- [TASK DESCRIPTION] Output all the entries word for word. Omit the pictures.

- [EXERCISE INPUT]

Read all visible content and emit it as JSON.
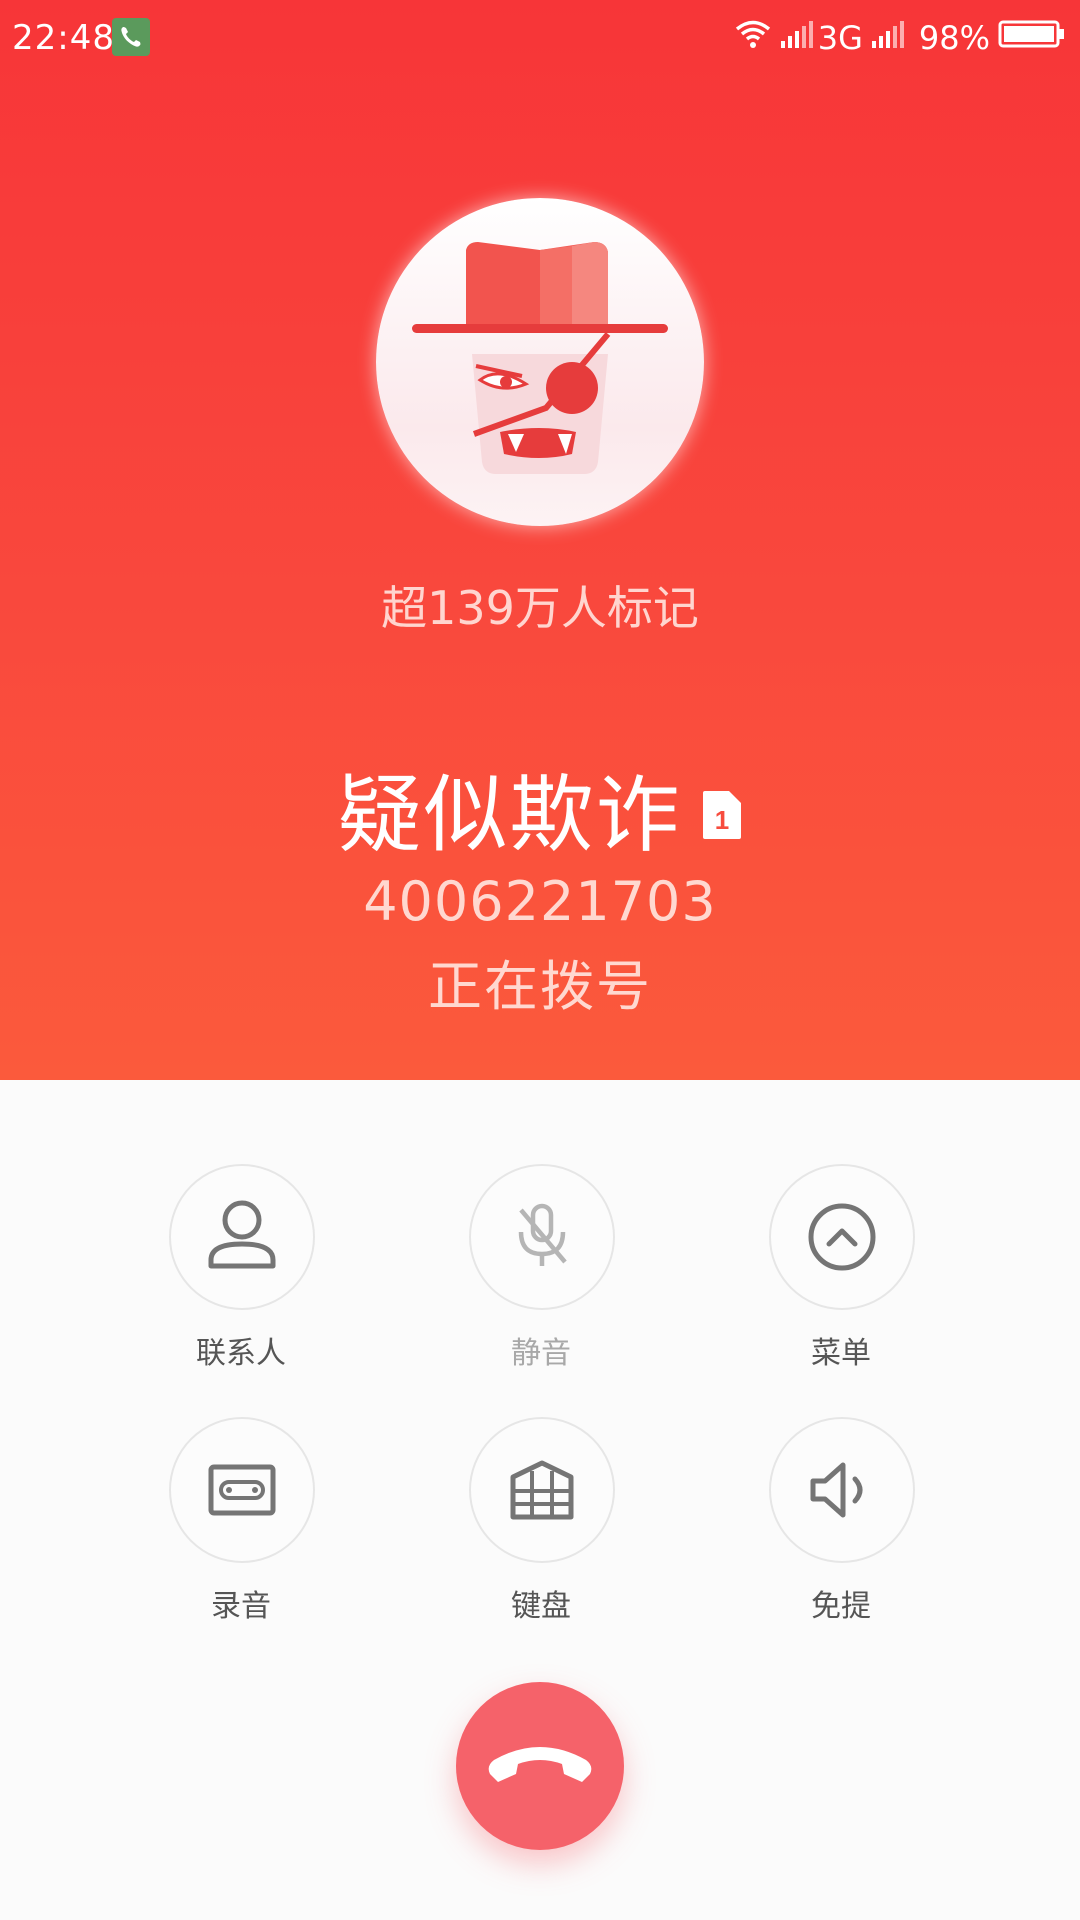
{
  "status_bar": {
    "time": "22:48",
    "network": "3G",
    "battery": "98%",
    "icons": [
      "phone-call-icon",
      "wifi-icon",
      "signal-icon",
      "signal-icon",
      "battery-icon"
    ]
  },
  "caller": {
    "avatar_icon": "fraud-bandit-icon",
    "tag_count": "超139万人标记",
    "name": "疑似欺诈",
    "sim_slot": "1",
    "number": "4006221703",
    "status": "正在拨号"
  },
  "controls": [
    {
      "label": "联系人",
      "icon": "contacts-icon",
      "enabled": true
    },
    {
      "label": "静音",
      "icon": "mute-mic-icon",
      "enabled": false
    },
    {
      "label": "菜单",
      "icon": "menu-up-icon",
      "enabled": true
    },
    {
      "label": "录音",
      "icon": "record-icon",
      "enabled": true
    },
    {
      "label": "键盘",
      "icon": "keypad-icon",
      "enabled": true
    },
    {
      "label": "免提",
      "icon": "speaker-icon",
      "enabled": true
    }
  ],
  "end_call": {
    "icon": "end-call-icon"
  },
  "colors": {
    "header_top": "#f73538",
    "header_bottom": "#fb5a3c",
    "end_call": "#f5626a",
    "icon": "#757575"
  }
}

- [COMPLETE ANSWER]
Read all visible content and emit it as JSON.
{
  "status_bar": {
    "time": "22:48",
    "network": "3G",
    "battery": "98%",
    "icons": [
      "phone-call-icon",
      "wifi-icon",
      "signal-icon",
      "signal-icon",
      "battery-icon"
    ]
  },
  "caller": {
    "avatar_icon": "fraud-bandit-icon",
    "tag_count": "超139万人标记",
    "name": "疑似欺诈",
    "sim_slot": "1",
    "number": "4006221703",
    "status": "正在拨号"
  },
  "controls": [
    {
      "label": "联系人",
      "icon": "contacts-icon",
      "enabled": true
    },
    {
      "label": "静音",
      "icon": "mute-mic-icon",
      "enabled": false
    },
    {
      "label": "菜单",
      "icon": "menu-up-icon",
      "enabled": true
    },
    {
      "label": "录音",
      "icon": "record-icon",
      "enabled": true
    },
    {
      "label": "键盘",
      "icon": "keypad-icon",
      "enabled": true
    },
    {
      "label": "免提",
      "icon": "speaker-icon",
      "enabled": true
    }
  ],
  "end_call": {
    "icon": "end-call-icon"
  },
  "colors": {
    "header_top": "#f73538",
    "header_bottom": "#fb5a3c",
    "end_call": "#f5626a",
    "icon": "#757575"
  }
}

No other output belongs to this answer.